• Text segment:
────────────────

Security Bank net income up 8.5% to P1.01B in first quarter

CEBU, Philippines - Security Bank Corporation (SECB) posted an 8.5 percent net income growth in the first quarter of this year generating P1.01 billion.

In a report during the company’s recently concluded annual stockholders meeting, SECB president and chief executive officer (CEO) Alberto S. Villarosa reported that the 2010 net income of P7.1 billion, represents a 134 percent increase from previous year, translating to industry-best 34.6 percent Return on Equity (ROE) for the year 2010.

The bank’s balance sheet grew 13.8 percent to P166.5 billion with a 6.6 percent increase in its loan portfolio.   The major component of the impressive income performance was due to trading gains resulting from timely recalibration of our fixed income portfolios with focus on lowering durations to more liquid issues. This allowed the bank significantly greater flexibility in managing the interest rate risk in SECB’s investment securities portfolio.

“We are truly proud of these accomplishments for two reasons. First, it illustrated the vibrant and collaborative effort between our line and support functions. Secondly, it was critical to capitalize on a very limited window of bullish opportunity in the market. As a result, we were able to realize close to P4.0 billion in securities trading gains in the last quarter of the year,” said Villarosa.

Villarosa’s management report likewise focused on churning impressive asset quality levels with Non-Performing Loans (NPL) ratio of 1.1 percent, with absolute NPLs below P 1 billion, and with NPL cover unmatched at 319 percent.

────────────────

• Tasks to perform:
(a) Summarize the Security Bank earnings article in two sentences.
(b) Write the next paragraph of the Security Bank earnings article, following on from its final sentence.

────────────────

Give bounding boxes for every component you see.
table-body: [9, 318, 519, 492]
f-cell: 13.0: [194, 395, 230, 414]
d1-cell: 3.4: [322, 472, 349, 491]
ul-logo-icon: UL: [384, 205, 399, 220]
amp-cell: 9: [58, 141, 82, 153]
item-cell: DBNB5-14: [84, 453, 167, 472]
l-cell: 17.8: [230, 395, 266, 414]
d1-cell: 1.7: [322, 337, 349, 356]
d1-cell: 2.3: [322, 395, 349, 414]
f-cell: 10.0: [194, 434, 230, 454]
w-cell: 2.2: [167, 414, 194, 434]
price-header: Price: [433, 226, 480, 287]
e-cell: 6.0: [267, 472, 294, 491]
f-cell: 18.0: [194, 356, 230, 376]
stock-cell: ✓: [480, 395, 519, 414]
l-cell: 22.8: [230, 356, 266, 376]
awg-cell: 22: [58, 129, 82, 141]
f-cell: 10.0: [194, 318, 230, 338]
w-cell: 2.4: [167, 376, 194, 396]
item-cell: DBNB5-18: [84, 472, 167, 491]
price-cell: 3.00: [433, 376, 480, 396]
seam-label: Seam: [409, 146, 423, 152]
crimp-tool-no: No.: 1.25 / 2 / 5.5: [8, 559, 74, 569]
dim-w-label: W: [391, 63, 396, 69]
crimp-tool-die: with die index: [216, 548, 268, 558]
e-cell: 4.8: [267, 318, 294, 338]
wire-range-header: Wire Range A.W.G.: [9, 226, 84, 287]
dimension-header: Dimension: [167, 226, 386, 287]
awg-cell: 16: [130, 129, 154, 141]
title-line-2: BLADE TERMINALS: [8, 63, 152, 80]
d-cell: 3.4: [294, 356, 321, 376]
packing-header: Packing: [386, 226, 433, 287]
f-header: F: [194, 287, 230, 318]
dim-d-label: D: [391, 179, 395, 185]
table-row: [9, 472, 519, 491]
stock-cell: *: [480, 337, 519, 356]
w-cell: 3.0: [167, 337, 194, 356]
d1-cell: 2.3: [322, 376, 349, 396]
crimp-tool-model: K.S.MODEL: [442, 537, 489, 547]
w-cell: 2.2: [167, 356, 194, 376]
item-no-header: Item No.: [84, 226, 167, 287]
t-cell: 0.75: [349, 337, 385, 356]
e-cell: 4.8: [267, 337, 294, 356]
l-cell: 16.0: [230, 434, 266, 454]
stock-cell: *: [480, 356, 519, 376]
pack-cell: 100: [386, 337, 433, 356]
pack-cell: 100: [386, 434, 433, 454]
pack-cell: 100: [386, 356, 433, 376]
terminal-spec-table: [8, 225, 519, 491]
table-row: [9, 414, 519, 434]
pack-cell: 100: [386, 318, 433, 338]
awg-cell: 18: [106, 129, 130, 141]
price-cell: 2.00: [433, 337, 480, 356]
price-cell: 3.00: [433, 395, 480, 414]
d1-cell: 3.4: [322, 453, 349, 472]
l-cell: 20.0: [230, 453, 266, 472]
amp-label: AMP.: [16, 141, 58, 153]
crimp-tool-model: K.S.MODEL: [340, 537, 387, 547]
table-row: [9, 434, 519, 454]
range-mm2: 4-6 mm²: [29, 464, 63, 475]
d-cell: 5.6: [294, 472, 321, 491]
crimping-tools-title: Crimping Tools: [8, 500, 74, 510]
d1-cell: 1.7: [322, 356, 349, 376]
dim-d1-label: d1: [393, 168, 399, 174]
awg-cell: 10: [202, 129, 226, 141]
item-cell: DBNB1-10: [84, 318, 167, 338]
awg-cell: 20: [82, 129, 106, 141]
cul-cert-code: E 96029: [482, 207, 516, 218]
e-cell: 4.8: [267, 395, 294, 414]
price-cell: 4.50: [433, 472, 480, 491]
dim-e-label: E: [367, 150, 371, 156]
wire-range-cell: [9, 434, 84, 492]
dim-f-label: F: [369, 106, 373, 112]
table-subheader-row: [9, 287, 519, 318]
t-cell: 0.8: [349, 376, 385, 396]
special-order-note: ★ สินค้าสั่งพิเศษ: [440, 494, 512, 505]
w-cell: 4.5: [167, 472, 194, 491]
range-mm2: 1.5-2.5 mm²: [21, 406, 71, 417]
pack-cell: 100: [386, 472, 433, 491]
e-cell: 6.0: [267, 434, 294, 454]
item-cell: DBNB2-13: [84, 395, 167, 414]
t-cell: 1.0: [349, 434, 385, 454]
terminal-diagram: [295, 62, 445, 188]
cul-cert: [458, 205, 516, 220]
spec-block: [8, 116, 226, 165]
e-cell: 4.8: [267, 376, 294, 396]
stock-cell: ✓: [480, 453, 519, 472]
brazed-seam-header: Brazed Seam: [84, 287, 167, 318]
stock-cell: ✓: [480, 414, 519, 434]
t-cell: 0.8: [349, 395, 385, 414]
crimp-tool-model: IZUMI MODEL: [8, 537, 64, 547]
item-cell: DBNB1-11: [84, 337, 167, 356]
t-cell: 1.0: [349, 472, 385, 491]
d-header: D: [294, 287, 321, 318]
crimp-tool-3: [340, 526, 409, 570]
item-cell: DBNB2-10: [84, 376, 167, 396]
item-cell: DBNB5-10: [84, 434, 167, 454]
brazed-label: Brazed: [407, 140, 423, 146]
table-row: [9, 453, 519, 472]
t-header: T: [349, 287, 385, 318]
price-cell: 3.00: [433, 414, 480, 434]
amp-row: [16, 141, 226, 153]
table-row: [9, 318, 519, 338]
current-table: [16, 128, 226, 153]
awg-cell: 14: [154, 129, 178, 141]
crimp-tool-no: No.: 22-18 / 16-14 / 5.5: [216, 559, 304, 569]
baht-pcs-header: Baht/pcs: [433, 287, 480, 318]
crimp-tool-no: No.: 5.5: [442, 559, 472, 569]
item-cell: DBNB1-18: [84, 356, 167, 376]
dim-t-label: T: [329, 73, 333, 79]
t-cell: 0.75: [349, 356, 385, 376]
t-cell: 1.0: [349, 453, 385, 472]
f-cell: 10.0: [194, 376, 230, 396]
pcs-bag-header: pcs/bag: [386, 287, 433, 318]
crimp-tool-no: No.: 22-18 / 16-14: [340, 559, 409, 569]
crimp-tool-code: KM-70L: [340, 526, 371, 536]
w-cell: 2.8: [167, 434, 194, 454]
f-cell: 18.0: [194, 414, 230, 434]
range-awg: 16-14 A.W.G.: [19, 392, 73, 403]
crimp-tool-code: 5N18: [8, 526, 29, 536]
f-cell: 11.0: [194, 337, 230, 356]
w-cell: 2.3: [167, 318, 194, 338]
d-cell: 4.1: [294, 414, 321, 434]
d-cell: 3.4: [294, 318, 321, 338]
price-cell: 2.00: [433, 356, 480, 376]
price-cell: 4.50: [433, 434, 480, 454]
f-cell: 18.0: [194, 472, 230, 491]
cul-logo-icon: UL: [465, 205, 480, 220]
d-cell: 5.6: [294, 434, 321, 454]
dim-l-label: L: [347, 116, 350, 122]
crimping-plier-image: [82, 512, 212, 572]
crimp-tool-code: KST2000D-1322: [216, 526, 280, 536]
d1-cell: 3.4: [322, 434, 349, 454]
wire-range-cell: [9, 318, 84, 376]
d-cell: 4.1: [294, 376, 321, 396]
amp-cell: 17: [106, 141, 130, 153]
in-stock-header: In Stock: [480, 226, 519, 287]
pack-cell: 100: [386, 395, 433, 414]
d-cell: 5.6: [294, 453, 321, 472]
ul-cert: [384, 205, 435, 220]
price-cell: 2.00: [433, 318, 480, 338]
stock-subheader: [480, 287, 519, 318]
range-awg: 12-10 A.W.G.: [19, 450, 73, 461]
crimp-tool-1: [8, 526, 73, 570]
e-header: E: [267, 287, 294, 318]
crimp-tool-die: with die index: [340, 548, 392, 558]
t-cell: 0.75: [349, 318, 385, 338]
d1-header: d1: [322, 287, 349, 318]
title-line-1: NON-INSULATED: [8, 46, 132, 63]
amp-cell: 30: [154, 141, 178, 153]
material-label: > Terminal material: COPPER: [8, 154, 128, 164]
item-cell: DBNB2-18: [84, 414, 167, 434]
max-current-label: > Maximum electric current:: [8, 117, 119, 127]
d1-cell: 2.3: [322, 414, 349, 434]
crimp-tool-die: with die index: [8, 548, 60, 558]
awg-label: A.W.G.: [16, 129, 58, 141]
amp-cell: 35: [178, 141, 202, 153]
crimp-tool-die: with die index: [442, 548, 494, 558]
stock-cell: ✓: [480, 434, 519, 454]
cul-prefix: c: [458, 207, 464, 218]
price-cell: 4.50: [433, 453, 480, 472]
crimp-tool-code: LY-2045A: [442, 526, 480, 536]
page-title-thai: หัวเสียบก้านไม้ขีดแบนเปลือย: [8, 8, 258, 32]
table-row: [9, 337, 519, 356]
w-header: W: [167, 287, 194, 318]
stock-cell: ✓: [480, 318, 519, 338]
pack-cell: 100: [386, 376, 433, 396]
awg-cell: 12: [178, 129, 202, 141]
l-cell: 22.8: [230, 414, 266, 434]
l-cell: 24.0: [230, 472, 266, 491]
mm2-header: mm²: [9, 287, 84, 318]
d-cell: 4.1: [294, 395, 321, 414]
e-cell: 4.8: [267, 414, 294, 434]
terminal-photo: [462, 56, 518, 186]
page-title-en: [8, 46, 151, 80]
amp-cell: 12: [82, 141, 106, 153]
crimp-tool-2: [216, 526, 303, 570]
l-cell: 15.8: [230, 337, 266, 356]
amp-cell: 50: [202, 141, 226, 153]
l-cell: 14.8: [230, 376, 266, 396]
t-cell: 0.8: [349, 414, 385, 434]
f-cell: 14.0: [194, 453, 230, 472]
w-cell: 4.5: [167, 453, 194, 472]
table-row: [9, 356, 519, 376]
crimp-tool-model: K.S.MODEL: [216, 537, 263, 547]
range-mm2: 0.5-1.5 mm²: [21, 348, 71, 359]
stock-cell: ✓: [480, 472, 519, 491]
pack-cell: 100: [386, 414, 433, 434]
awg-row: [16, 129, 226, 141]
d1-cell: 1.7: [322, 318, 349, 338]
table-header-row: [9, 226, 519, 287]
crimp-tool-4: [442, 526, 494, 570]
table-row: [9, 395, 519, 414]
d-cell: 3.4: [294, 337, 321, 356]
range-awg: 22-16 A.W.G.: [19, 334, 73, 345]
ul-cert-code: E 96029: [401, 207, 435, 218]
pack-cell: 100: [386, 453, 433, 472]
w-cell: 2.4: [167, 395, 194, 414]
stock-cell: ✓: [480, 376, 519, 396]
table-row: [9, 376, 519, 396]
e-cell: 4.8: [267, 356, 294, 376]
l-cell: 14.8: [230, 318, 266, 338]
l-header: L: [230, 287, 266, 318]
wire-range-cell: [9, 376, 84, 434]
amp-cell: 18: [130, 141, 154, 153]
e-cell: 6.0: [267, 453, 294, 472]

────────────────

• The results:
(a) Security Bank Corporation posted first-quarter net income of P1.01 billion, up 8.5 percent. President and CEO Alberto S. Villarosa reported 2010 net income of P7.1 billion, a 134 percent increase that produced an industry-best 34.6 percent return on equity and came mainly from trading gains, while the balance sheet grew 13.8 percent to P166.5 billion and the non-performing loan ratio stood at 1.1 percent.

(b)
The bank also managed to grow its capital base to P24.6 billion at the end of 2010. This translates to a total Capital Adequacy Ratio (CAR) of 21.8 percent which is above Bangko Sentral Ng Pilipinas (BSP) and international requirements.

During the shareholders’ meeting, the members of the Board were re-elected as follows: Frederick Y. Dy, Paul Y. Ung, Philip T. Ang (independent director), Anastasia Y. Dy, Jose R. Facundo, James JK Hung (independent director), Jose Perpetuo M. Lotilla (independent director), Diana Pardo-Aguilar, Eduardo I. Plana, Rafael F. Simpao, Jr. and Alberto S. Villarosa.

The shareholders likewise approved the declaration of a 20% stock dividend, subject to the approval of the Bangko Sentral ng Pilipinas (BSP). This is in addition to the P1.00 cash dividend previously approved by the Board and the BSP payable on July 1 to shareholders of record as of June 6. 

Meanwhile, in a report Security Bank Corp. recently announced that it is acquiring 98% of Premiere Development Bank for P1.3 billion.

In a stock exchange disclosure, Security Bank said it signed an agreement with Premiere Bank's shareholders, including South China Resources Inc., on the sale.

South China, in a separate disclosure, said it was selling 351,454 shares in Premiere Bank at P181.7458 apiece. Its chairman, Edgardo Reyes, also sold 56,000 shares under his name.

The transactions are subject to regulatory approvals, the firms said.

The bank also announced to shareholders its joint venture partnership with Marubeni Corporation of Japan, to establish a leasing company that will initially focus on construction equipment, trucks and buses, subject to regulatory approvals.

Security Finance, Inc. (SFI), currently a wholly-owned subsidiary of SECB, shall be renamed and recapitalized with SECB owning 60 percent of the new leasing company and Marubeni owning 40 percent.

“We are optimistic that this joint venture shall bring in new clients, provide opportunities for bundling various services, expand our product line and loan portfolio and create value for the shareholders,” Villarosa said referring on the recently closed partnership.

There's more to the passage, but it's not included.